- KUTIPAN HALAMAN
========================

Anda di halaman 1dari 2

BIOGRAFI SULTAN AGUNG

Nama Lengkap : Sultan Agung Hanyokrokusumo


Alias : Raden Mas Rangsang
Profesi : Pahlawan Nasional
Tempat Lahir : Kutagede, Kesultanan Mataram
Tanggal Lahir : Senin, 0 -1 1593
Warga Negara : Indonesia
Anak : Raden Mas Sayidin

Sultan Agung Hanyokrokusumo (1593 - 1645) adalah raja Kesultanan Mataram yang
memerintah pada tahun 1613-1645.
Di bawah kepemimpinannya, Mataram berkembang menjadi kerajaan terbesar di Jawa
dan Nusantara pada saat itu. Atas jasa-jasanya sebagai pejuang dan budayawan, Sultan
Agung telah ditetapkan menjadi pahlawan nasional Indonesia.
Nama aslinya adalah Raden Mas Jatmika, atau terkenal pula dengan sebutan Raden Mas
Rangsang. Sultan Agung merupakan putra dari pasangan Prabu Hanyokrowati dan Ratu Mas
Adi Dyah Banowati.

========================

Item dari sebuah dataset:
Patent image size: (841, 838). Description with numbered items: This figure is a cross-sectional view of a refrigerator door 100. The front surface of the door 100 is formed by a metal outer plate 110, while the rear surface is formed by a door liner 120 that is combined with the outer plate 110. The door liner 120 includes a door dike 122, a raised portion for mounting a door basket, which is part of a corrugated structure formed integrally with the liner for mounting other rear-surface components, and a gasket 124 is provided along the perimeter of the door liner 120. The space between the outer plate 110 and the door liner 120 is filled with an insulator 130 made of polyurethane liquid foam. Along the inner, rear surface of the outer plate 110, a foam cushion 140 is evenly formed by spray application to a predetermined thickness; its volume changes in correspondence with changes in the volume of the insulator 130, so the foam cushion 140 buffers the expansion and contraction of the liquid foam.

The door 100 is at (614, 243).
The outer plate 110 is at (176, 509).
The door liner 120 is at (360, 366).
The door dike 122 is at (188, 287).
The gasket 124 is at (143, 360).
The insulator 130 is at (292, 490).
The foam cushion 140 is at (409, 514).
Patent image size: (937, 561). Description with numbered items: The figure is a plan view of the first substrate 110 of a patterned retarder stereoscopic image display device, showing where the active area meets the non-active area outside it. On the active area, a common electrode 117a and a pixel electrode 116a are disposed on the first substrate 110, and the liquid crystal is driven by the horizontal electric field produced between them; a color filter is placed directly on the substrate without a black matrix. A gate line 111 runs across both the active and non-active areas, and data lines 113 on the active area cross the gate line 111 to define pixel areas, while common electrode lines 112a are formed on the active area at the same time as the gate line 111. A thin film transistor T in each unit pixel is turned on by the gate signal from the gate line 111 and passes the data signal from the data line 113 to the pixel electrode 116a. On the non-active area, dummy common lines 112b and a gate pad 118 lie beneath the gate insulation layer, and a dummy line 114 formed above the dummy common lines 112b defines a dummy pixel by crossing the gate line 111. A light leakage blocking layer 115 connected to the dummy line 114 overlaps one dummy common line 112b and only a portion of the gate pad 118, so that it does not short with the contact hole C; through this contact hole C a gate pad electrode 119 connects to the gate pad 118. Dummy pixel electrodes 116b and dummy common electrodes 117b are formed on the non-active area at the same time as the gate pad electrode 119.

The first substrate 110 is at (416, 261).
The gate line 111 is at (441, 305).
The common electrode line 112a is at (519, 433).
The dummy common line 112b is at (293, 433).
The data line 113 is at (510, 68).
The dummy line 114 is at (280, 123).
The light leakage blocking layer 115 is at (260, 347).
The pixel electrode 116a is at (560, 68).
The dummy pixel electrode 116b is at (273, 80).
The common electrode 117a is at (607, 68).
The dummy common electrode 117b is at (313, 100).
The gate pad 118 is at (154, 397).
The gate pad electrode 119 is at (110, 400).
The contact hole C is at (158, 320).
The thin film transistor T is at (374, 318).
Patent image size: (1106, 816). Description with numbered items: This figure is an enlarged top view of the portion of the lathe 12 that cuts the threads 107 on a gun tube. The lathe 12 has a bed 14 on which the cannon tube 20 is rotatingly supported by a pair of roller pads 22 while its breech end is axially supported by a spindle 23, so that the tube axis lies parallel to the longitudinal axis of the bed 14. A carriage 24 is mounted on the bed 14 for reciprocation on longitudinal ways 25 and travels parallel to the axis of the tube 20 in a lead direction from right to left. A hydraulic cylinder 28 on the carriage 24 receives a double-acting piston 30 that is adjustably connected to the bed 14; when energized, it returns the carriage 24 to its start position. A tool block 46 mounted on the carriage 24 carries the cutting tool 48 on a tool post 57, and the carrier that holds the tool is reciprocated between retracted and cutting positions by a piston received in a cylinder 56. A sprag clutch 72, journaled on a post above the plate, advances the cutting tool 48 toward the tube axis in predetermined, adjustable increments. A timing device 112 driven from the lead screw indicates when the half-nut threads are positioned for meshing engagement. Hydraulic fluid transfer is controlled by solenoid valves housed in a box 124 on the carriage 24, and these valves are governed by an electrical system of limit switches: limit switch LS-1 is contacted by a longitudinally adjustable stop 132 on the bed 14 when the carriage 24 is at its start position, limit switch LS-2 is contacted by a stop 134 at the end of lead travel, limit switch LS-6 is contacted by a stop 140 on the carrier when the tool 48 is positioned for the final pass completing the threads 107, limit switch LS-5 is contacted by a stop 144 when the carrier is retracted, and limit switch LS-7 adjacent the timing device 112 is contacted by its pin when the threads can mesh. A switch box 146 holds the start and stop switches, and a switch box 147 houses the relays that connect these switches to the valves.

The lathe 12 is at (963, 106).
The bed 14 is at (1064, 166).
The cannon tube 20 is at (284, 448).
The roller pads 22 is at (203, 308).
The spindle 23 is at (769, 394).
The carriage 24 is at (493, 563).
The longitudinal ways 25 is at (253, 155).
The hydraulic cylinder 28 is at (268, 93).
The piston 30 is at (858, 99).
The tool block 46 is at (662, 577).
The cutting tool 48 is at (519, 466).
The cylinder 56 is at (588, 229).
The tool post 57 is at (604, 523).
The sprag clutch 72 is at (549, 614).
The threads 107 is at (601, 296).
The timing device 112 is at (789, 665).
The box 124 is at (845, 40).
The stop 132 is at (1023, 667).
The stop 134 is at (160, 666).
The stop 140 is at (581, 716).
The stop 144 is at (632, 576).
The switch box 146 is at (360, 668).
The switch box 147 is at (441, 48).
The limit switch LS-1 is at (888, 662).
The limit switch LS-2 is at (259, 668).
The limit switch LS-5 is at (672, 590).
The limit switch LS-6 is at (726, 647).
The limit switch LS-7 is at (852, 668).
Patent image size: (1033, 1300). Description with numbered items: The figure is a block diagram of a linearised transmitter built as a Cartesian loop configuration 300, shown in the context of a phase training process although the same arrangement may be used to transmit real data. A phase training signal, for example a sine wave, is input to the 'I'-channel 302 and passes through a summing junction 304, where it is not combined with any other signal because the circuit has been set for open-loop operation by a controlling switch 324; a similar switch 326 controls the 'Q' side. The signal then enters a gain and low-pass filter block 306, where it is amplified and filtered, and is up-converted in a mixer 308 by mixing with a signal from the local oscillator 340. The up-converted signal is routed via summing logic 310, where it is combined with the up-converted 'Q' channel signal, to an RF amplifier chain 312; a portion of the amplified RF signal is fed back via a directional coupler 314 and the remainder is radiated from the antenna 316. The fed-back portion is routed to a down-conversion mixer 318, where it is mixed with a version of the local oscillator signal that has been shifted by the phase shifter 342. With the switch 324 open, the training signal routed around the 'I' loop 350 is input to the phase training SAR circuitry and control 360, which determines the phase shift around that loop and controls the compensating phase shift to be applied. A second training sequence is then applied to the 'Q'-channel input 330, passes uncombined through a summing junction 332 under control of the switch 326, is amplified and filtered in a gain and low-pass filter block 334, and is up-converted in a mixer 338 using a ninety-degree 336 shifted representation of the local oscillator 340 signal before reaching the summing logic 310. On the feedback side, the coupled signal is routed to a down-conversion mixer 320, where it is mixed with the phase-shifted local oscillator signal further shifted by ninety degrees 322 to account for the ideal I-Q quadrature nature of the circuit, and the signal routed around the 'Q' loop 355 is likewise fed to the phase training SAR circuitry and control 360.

========================

- TUGAS DIKERJAKAN
1: Menurut biografi Sultan Agung, pada tahun berapa ia memerintah Kesultanan Mataram?
2: Tulis lanjutan biografi Sultan Agung, mulai setelah kalimat terakhirnya.
Item ini diambil dari sumber yang berbeda.

- JAWABAN TIAP TUGAS
1: Ia memerintah pada tahun 1613–1645.

2:
Ayahnya adalah raja kedua Mataram, sedangkan ibunya adalah putri Pangeran
Benawa raja Pajang. Pada awal pemerintahannya, Mas Rangsang bergelar Panembahan
Agung. Kemudian setelah menaklukkan Madura tahun 1624, dia mengganti gelarnya menjadi
Susuhunan Agung atau disingkat Sunan Agung.
Pada 1641 Sunan Agung mendapatkan gelar bernuansa Arab. Gelar tersebut adalah
Sultan Abdullah Muhammad Maulana Mataram, yang diperolehnya dari pemimpin Ka'bah di
Makkah. Sultan Agung naik takhta pada tahun 1613 dalam usia 20 tahun.
Pada tahun 1614 VOC (yang saat itu masih bermarkas di Ambon) mengirim duta
untuk mengajak Sultan Agung bekerja sama namun ditolak mentah-mentah.
Pada tahun 1618 Mataram dilanda gagal panen akibat perang yang berlarut-larut melawan
Surabaya. Meskipun demikian, Sultan Agung tetap menolak bekerja sama dengan VOC.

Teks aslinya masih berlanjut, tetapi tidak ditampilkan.